• _EXERCISE_:
Return all the data, word for word.

• _PROVIDED ENTRIES_:
## Begin

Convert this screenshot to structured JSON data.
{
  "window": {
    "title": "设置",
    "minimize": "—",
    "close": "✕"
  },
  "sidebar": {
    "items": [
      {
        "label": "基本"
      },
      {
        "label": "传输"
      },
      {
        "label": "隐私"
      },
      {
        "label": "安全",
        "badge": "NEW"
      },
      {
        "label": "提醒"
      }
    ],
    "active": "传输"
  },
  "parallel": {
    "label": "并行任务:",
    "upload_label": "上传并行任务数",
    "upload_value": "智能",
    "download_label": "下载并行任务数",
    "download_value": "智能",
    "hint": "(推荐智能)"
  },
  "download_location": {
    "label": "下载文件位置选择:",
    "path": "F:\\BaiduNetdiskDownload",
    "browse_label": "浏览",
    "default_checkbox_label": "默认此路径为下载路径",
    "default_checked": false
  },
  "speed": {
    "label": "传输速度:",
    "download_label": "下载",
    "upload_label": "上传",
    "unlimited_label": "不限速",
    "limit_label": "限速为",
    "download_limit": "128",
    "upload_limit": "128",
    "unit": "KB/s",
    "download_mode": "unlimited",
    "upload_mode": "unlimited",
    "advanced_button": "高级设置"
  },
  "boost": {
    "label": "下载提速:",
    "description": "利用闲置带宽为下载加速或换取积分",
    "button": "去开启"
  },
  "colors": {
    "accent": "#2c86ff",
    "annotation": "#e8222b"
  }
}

## End

• _WORKED ANSWER_:
Convert this screenshot to structured JSON data.
{
  "window": {
    "title": "设置",
    "minimize": "—",
    "close": "✕"
  },
  "sidebar": {
    "items": [
      {
        "label": "基本"
      },
      {
        "label": "传输"
      },
      {
        "label": "隐私"
      },
      {
        "label": "安全",
        "badge": "NEW"
      },
      {
        "label": "提醒"
      }
    ],
    "active": "传输"
  },
  "parallel": {
    "label": "并行任务:",
    "upload_label": "上传并行任务数",
    "upload_value": "智能",
    "download_label": "下载并行任务数",
    "download_value": "智能",
    "hint": "(推荐智能)"
  },
  "download_location": {
    "label": "下载文件位置选择:",
    "path": "F:\\BaiduNetdiskDownload",
    "browse_label": "浏览",
    "default_checkbox_label": "默认此路径为下载路径",
    "default_checked": false
  },
  "speed": {
    "label": "传输速度:",
    "download_label": "下载",
    "upload_label": "上传",
    "unlimited_label": "不限速",
    "limit_label": "限速为",
    "download_limit": "128",
    "upload_limit": "128",
    "unit": "KB/s",
    "download_mode": "unlimited",
    "upload_mode": "unlimited",
    "advanced_button": "高级设置"
  },
  "boost": {
    "label": "下载提速:",
    "description": "利用闲置带宽为下载加速或换取积分",
    "button": "去开启"
  },
  "colors": {
    "accent": "#2c86ff",
    "annotation": "#e8222b"
  }
}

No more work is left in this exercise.